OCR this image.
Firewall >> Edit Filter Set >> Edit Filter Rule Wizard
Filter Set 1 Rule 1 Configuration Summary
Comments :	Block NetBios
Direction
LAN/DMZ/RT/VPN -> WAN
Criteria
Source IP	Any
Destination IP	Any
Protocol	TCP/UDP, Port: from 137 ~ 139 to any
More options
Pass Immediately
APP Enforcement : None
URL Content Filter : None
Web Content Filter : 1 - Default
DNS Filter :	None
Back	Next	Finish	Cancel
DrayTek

◇ ◇ ◇ ◇ ◇

** AIM OF THE EXERCISE **
List each line of the records that holds the string "Filter".

** CORRECT ANSWER **
Firewall >> Edit Filter Set >> Edit Filter Rule Wizard
Filter Set 1 Rule 1 Configuration Summary
URL Content Filter : None
Web Content Filter : 1 - Default
DNS Filter :	None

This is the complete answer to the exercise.